Dataset items:
──────────
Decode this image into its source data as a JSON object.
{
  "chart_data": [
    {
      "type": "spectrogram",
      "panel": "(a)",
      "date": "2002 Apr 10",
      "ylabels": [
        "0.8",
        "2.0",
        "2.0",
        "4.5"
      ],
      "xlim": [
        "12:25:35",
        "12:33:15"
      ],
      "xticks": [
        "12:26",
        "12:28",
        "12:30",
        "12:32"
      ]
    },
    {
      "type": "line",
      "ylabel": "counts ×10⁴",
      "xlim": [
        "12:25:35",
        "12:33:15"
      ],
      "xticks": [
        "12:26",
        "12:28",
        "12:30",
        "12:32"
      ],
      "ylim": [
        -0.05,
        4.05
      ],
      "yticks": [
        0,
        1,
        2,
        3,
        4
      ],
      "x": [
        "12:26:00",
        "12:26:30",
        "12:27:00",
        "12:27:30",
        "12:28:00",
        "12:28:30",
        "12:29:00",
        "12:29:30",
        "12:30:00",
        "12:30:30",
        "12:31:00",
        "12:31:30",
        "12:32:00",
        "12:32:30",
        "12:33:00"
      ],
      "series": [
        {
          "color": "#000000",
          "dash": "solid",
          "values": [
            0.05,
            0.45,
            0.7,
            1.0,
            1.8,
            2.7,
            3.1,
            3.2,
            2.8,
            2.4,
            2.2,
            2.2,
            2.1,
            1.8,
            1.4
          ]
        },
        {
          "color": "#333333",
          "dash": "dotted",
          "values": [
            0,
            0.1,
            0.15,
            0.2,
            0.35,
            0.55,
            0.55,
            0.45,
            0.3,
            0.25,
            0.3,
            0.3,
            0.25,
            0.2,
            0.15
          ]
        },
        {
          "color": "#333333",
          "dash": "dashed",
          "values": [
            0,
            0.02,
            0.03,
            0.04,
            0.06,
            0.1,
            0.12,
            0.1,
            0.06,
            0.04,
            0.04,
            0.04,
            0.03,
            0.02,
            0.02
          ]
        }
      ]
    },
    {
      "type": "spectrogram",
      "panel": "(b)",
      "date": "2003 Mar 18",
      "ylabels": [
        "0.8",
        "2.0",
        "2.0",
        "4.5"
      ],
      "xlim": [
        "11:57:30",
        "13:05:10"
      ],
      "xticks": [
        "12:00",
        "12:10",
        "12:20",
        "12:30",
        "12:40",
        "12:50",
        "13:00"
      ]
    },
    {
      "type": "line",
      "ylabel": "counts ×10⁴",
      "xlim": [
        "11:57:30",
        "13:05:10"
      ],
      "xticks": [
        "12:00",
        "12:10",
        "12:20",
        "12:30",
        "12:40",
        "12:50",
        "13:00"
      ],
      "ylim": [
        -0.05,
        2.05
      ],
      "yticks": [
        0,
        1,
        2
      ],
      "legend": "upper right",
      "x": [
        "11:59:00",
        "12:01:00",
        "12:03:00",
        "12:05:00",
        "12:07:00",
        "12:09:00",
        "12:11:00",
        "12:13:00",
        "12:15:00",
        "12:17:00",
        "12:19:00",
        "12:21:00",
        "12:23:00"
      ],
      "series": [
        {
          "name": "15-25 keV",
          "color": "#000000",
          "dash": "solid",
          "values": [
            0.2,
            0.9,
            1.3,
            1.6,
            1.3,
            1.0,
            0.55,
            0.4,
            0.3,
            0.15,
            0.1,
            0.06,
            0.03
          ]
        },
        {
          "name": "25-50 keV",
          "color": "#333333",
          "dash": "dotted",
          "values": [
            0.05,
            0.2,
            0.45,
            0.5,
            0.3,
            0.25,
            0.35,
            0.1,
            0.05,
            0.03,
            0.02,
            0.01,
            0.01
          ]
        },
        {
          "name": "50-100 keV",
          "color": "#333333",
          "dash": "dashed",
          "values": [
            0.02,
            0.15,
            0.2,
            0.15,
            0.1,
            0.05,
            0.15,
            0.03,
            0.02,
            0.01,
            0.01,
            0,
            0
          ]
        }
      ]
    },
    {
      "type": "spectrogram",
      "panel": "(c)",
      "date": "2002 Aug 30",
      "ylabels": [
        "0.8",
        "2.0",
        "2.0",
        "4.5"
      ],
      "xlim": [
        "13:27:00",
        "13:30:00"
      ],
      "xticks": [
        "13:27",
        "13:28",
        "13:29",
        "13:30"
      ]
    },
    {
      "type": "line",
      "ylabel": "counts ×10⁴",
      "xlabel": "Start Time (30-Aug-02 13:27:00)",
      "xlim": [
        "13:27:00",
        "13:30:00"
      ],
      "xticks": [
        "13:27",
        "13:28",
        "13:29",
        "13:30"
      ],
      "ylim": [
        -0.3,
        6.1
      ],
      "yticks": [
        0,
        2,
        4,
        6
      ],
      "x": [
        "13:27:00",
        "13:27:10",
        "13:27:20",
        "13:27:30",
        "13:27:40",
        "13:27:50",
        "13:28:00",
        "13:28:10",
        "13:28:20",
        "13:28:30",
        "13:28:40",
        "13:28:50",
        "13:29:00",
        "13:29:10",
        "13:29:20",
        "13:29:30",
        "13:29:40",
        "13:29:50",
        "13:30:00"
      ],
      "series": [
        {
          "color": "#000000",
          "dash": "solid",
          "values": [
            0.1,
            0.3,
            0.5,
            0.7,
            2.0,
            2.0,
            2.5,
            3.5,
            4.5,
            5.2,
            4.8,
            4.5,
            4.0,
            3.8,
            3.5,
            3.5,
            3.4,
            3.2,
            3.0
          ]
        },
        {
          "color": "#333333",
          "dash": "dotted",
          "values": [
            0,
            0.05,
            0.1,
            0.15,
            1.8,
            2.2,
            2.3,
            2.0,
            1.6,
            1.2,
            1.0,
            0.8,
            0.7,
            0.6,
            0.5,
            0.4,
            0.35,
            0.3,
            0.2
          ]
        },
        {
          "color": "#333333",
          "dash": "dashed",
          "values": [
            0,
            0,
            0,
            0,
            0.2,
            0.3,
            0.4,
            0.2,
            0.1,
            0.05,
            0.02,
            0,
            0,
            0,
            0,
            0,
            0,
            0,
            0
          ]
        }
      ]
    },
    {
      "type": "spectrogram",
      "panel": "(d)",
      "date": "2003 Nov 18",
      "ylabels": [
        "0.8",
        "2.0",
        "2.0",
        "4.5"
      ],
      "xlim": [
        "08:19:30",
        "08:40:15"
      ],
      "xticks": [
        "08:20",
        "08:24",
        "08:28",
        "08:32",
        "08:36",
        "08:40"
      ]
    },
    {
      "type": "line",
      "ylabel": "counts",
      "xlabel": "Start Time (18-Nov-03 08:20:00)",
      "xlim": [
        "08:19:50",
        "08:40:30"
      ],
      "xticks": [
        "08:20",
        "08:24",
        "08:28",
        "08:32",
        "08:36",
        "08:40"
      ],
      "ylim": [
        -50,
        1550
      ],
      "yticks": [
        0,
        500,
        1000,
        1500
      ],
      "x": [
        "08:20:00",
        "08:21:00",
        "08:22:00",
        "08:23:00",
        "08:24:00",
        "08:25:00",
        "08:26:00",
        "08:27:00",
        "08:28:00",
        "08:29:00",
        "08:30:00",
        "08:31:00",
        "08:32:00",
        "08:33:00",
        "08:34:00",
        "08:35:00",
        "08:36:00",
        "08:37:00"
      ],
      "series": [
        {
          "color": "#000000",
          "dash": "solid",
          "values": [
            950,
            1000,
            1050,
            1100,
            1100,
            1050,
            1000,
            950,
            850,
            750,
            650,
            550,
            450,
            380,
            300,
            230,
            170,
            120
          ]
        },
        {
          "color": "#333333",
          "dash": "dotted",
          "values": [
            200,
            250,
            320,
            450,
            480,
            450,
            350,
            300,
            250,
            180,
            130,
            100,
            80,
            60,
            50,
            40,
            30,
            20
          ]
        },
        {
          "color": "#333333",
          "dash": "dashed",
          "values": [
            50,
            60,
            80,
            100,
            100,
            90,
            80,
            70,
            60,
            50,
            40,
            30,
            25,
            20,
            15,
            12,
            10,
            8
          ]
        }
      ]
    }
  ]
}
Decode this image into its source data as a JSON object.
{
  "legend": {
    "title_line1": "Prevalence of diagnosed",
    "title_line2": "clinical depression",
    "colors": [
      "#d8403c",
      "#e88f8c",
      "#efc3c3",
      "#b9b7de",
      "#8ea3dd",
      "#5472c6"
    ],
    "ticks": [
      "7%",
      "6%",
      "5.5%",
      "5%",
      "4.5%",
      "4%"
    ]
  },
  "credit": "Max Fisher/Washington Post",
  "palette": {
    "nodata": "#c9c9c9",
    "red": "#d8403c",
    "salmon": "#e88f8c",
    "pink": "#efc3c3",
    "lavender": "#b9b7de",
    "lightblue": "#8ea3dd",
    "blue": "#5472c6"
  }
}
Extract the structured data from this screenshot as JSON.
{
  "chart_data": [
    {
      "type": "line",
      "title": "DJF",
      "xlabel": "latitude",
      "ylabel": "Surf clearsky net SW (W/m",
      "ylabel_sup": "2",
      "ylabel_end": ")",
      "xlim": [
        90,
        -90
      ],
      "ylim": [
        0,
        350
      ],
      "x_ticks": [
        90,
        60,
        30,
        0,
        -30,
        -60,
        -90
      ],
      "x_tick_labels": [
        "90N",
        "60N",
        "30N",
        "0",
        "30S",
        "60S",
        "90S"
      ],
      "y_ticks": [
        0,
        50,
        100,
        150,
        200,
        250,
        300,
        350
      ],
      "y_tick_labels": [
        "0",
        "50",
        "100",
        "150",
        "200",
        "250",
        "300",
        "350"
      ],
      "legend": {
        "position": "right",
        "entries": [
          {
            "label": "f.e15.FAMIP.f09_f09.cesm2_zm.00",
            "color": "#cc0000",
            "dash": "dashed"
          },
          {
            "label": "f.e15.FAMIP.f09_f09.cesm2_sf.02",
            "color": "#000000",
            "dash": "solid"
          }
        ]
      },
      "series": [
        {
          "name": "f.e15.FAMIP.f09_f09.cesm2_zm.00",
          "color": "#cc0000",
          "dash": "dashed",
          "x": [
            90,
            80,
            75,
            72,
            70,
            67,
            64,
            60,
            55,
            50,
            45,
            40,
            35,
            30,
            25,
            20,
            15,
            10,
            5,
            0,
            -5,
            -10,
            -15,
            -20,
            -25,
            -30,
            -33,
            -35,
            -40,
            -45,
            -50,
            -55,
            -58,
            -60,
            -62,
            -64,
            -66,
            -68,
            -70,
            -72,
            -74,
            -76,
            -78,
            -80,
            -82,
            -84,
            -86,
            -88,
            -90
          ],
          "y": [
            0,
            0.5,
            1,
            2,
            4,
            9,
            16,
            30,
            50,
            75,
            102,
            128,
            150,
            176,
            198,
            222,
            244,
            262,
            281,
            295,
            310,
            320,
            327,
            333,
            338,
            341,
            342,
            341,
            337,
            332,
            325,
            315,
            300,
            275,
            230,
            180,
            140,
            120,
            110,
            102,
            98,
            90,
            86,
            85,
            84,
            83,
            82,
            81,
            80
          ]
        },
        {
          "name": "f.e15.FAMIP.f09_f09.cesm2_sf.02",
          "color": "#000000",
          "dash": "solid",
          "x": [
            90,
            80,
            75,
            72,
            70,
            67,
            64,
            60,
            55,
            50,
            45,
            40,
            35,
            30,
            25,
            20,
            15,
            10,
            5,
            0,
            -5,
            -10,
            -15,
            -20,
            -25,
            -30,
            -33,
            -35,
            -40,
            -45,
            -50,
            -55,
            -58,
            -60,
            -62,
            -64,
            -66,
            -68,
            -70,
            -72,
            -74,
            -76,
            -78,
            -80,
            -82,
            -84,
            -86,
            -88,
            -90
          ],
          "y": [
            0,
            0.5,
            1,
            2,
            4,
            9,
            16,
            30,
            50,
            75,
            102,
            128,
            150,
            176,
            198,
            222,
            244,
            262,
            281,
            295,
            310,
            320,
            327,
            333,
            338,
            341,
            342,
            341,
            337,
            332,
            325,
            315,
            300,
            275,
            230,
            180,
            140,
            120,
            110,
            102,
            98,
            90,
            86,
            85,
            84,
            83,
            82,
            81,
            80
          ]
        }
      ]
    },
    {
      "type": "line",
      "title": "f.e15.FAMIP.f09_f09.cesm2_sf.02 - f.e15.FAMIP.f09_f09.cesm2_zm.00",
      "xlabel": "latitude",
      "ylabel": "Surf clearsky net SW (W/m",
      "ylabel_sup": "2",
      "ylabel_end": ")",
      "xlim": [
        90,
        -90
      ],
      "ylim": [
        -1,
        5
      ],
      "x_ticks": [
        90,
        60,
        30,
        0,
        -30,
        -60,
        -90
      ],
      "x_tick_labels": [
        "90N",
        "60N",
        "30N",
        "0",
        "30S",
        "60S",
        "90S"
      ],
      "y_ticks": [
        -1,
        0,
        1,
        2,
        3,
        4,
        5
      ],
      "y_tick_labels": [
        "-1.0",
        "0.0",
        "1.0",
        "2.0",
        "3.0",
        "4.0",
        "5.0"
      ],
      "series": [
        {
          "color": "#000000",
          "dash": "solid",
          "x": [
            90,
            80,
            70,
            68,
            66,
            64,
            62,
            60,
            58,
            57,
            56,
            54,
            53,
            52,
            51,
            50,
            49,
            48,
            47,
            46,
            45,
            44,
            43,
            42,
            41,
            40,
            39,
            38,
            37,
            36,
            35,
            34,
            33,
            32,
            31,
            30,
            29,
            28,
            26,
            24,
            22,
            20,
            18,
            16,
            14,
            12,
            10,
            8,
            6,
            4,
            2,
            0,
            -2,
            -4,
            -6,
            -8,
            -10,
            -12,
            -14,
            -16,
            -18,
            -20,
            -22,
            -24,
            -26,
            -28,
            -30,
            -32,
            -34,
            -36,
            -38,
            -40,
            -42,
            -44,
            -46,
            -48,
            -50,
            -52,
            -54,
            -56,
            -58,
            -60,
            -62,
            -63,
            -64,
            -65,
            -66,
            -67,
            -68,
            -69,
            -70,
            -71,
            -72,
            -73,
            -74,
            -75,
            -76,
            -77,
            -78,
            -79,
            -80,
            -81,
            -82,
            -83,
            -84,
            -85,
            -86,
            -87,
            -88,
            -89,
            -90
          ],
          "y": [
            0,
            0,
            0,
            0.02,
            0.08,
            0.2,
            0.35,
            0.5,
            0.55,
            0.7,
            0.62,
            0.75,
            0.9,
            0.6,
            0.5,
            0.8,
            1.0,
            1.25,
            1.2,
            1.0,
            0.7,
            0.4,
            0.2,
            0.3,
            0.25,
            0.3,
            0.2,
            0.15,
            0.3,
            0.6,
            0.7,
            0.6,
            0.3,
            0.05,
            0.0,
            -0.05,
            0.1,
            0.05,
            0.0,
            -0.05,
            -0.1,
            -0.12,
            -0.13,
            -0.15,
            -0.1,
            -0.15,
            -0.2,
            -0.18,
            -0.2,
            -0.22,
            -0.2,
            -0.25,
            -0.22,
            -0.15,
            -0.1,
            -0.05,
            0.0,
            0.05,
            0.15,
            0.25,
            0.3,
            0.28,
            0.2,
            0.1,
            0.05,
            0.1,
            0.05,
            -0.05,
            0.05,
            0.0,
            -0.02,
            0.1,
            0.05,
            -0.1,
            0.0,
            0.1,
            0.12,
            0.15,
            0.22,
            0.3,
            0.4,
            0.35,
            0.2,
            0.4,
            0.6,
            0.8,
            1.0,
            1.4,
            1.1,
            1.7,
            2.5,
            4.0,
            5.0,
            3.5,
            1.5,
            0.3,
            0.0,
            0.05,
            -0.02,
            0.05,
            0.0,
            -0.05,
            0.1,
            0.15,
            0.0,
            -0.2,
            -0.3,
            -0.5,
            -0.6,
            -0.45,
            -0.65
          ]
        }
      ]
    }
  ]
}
──────────
Aim: Read through the entries and copy each line in which "name" appears.

Written reply:
          "name": "15-25 keV",
          "name": "25-50 keV",
          "name": "50-100 keV",
          "name": "f.e15.FAMIP.f09_f09.cesm2_zm.00",
          "name": "f.e15.FAMIP.f09_f09.cesm2_sf.02",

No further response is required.